■ **WHAT IS REQUIRED**: Only lines with the word "условий" are needed; collect each of them from the listing below.
------------
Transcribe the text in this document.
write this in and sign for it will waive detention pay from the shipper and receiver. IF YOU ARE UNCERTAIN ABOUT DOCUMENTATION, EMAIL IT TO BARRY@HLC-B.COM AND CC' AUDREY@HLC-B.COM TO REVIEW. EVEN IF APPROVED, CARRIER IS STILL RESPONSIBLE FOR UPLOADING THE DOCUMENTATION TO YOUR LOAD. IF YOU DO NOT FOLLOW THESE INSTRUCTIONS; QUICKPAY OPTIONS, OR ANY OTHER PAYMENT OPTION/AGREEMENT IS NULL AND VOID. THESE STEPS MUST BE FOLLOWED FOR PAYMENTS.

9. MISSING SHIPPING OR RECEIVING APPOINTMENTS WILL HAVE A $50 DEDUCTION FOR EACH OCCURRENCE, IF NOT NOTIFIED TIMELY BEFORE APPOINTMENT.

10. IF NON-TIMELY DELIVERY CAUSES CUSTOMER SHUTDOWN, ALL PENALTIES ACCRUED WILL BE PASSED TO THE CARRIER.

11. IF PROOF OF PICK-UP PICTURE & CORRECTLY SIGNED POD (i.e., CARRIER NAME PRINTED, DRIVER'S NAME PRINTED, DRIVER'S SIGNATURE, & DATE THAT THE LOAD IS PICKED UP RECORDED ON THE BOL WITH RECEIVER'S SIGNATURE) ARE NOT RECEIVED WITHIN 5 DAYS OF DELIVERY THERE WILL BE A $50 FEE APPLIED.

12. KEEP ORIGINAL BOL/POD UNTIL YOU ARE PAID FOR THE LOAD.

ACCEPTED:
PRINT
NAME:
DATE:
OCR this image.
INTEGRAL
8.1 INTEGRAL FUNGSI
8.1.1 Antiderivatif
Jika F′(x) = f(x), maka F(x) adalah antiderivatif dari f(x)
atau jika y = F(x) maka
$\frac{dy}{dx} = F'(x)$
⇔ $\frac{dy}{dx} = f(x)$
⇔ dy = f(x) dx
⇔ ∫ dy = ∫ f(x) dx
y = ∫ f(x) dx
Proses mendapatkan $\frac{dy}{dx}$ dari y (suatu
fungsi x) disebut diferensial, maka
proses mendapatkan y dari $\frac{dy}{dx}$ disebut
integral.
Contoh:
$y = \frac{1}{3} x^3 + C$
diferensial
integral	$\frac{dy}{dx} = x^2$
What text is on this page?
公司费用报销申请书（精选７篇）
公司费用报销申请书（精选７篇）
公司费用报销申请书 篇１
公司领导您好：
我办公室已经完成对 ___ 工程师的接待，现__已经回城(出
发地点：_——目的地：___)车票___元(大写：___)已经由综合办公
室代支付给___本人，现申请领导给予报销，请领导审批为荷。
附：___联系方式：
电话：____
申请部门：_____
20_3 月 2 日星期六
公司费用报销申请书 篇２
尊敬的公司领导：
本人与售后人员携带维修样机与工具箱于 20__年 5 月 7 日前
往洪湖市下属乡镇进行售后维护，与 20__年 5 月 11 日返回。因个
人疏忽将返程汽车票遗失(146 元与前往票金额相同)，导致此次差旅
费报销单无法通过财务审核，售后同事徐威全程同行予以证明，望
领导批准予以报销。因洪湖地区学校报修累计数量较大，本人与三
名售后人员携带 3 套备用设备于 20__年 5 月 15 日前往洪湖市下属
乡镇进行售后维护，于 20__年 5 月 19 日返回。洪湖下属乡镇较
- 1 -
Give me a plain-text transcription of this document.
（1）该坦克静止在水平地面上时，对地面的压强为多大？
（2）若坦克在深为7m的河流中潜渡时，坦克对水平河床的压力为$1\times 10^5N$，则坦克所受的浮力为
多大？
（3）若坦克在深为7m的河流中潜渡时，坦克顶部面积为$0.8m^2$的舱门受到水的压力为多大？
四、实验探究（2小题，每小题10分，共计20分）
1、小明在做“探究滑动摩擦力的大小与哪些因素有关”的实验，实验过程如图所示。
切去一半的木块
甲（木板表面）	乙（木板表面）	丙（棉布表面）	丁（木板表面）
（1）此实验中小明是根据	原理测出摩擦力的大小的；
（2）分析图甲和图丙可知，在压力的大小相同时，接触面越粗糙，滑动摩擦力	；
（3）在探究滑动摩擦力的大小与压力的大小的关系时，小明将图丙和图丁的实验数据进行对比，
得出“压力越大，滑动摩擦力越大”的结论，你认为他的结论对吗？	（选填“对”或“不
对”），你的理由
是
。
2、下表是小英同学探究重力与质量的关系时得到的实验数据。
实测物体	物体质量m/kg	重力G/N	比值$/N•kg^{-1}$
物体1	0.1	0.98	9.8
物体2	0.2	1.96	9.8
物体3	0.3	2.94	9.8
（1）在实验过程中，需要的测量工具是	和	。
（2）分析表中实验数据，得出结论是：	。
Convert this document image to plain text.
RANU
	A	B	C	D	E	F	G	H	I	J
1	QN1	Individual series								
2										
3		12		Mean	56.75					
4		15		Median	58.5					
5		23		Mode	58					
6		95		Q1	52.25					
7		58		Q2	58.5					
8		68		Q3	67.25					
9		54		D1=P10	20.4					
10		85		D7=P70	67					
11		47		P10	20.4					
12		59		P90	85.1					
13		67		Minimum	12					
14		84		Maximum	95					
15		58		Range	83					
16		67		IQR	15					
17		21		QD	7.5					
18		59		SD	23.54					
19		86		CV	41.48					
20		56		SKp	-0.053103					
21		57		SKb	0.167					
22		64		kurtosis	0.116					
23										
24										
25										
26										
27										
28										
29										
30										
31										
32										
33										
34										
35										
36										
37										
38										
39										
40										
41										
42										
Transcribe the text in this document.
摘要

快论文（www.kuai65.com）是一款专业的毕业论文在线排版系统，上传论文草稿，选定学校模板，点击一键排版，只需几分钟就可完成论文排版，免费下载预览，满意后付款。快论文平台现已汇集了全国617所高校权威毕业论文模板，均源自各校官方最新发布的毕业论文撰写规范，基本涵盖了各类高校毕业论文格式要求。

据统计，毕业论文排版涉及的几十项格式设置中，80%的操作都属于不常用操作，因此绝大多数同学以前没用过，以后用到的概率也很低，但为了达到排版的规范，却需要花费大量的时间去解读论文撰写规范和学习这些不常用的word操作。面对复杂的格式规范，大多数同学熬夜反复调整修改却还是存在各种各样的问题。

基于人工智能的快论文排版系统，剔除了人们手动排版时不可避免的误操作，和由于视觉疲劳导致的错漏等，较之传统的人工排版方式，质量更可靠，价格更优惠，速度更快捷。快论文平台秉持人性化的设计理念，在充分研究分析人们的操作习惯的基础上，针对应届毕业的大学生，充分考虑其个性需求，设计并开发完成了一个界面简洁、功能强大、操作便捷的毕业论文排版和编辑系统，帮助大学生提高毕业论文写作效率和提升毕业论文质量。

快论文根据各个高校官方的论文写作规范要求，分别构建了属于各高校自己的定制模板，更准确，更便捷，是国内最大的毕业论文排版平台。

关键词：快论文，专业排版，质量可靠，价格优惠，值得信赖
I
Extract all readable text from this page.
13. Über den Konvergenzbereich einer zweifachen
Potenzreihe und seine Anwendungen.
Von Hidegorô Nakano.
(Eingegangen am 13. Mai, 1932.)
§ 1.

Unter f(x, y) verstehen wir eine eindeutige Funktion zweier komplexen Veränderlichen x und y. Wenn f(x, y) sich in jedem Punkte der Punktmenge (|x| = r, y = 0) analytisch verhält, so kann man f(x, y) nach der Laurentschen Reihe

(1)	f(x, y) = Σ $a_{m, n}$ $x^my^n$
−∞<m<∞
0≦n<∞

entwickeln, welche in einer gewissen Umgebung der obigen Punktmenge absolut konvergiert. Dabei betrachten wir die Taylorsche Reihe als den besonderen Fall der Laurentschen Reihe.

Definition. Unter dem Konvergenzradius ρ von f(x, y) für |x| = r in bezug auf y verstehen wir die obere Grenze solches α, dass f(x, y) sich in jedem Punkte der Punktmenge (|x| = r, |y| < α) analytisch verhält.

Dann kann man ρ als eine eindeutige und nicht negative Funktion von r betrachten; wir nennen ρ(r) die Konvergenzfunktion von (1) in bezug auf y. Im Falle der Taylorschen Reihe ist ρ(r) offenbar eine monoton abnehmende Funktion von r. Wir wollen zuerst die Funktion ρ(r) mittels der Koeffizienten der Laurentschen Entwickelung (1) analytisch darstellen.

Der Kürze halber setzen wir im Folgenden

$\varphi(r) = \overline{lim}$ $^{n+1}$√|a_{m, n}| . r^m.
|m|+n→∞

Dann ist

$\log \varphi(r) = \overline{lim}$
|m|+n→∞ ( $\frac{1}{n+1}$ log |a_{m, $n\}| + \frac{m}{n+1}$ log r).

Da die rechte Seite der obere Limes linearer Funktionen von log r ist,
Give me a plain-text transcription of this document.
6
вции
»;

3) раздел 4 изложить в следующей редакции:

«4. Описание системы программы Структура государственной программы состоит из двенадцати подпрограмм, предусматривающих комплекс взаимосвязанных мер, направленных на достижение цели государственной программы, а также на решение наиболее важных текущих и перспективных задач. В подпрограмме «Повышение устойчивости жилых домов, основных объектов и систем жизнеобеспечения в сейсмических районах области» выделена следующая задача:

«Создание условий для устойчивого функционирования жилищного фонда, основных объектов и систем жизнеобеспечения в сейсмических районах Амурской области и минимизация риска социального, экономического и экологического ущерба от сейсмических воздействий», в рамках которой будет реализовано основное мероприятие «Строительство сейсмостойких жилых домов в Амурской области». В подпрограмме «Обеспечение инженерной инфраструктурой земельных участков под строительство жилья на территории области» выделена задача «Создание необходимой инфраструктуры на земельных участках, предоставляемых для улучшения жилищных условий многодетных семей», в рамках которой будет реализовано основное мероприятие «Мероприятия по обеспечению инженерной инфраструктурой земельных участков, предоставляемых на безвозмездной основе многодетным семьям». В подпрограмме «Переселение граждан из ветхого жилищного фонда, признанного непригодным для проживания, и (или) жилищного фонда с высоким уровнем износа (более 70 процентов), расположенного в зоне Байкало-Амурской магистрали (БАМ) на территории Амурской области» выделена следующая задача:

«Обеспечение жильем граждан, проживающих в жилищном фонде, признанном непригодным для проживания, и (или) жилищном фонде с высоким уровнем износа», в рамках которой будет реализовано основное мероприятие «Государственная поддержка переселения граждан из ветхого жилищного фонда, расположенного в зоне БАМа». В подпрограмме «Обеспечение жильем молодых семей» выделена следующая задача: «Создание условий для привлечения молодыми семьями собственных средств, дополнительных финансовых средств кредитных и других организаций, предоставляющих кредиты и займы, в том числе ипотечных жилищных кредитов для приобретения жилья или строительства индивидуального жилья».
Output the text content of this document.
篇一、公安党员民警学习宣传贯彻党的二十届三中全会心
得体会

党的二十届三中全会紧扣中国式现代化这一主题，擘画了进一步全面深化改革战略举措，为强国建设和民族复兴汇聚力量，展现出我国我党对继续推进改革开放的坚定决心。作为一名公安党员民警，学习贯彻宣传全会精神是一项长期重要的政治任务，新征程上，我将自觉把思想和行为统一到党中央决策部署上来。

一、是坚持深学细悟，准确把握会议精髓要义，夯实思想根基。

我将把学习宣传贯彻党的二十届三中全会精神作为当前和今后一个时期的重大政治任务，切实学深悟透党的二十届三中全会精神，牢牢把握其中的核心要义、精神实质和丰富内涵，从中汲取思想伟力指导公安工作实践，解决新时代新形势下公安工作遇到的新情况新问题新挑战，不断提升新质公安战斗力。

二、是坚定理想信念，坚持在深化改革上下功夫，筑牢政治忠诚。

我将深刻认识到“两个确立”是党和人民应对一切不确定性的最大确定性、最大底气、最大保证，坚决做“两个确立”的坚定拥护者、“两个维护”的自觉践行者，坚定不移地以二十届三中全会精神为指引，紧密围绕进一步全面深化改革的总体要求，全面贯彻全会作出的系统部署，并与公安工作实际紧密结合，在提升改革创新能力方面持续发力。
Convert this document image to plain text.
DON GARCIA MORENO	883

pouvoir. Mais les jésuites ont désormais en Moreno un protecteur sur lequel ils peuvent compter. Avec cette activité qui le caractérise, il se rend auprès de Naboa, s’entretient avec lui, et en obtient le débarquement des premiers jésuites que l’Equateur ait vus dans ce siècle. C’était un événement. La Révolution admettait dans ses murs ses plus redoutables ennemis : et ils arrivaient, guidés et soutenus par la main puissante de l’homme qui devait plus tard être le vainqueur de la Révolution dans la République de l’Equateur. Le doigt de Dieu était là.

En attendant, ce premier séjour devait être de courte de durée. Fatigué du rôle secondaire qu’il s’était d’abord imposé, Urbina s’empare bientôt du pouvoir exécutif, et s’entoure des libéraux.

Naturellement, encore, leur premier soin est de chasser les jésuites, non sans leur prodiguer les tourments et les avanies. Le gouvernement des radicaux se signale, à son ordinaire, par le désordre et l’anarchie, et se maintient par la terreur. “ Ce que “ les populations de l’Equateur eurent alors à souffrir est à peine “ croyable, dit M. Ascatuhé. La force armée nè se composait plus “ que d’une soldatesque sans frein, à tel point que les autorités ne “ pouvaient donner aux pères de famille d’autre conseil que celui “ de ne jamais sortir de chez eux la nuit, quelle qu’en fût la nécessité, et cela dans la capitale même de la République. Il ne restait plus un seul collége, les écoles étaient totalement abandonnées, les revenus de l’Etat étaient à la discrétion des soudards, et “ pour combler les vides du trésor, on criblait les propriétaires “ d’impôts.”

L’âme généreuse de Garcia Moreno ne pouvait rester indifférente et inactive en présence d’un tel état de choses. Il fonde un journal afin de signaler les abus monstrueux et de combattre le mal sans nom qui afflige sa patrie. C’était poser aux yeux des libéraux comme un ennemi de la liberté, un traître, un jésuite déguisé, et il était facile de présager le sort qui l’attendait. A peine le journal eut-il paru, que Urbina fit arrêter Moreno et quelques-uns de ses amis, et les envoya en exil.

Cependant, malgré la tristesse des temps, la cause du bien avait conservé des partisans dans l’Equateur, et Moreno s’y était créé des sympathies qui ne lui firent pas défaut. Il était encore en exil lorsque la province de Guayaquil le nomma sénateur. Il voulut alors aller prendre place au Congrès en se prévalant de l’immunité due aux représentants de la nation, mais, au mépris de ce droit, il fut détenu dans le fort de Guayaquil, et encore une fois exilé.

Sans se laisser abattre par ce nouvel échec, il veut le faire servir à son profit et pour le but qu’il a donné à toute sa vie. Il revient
------------
■ **EXPECTED OUTPUT**:
«Создание условий для устойчивого функционирования жилищного фонда, основных объектов и систем жизнеобеспечения в сейсмических районах Амурской области и минимизация риска социального, экономического и экологического ущерба от сейсмических воздействий», в рамках которой будет реализовано основное мероприятие «Строительство сейсмостойких жилых домов в Амурской области». В подпрограмме «Обеспечение инженерной инфраструктурой земельных участков под строительство жилья на территории области» выделена задача «Создание необходимой инфраструктуры на земельных участках, предоставляемых для улучшения жилищных условий многодетных семей», в рамках которой будет реализовано основное мероприятие «Мероприятия по обеспечению инженерной инфраструктурой земельных участков, предоставляемых на безвозмездной основе многодетным семьям». В подпрограмме «Переселение граждан из ветхого жилищного фонда, признанного непригодным для проживания, и (или) жилищного фонда с высоким уровнем износа (более 70 процентов), расположенного в зоне Байкало-Амурской магистрали (БАМ) на территории Амурской области» выделена следующая задача:
«Обеспечение жильем граждан, проживающих в жилищном фонде, признанном непригодным для проживания, и (или) жилищном фонде с высоким уровнем износа», в рамках которой будет реализовано основное мероприятие «Государственная поддержка переселения граждан из ветхого жилищного фонда, расположенного в зоне БАМа». В подпрограмме «Обеспечение жильем молодых семей» выделена следующая задача: «Создание условий для привлечения молодыми семьями собственных средств, дополнительных финансовых средств кредитных и других организаций, предоставляющих кредиты и займы, в том числе ипотечных жилищных кредитов для приобретения жилья или строительства индивидуального жилья».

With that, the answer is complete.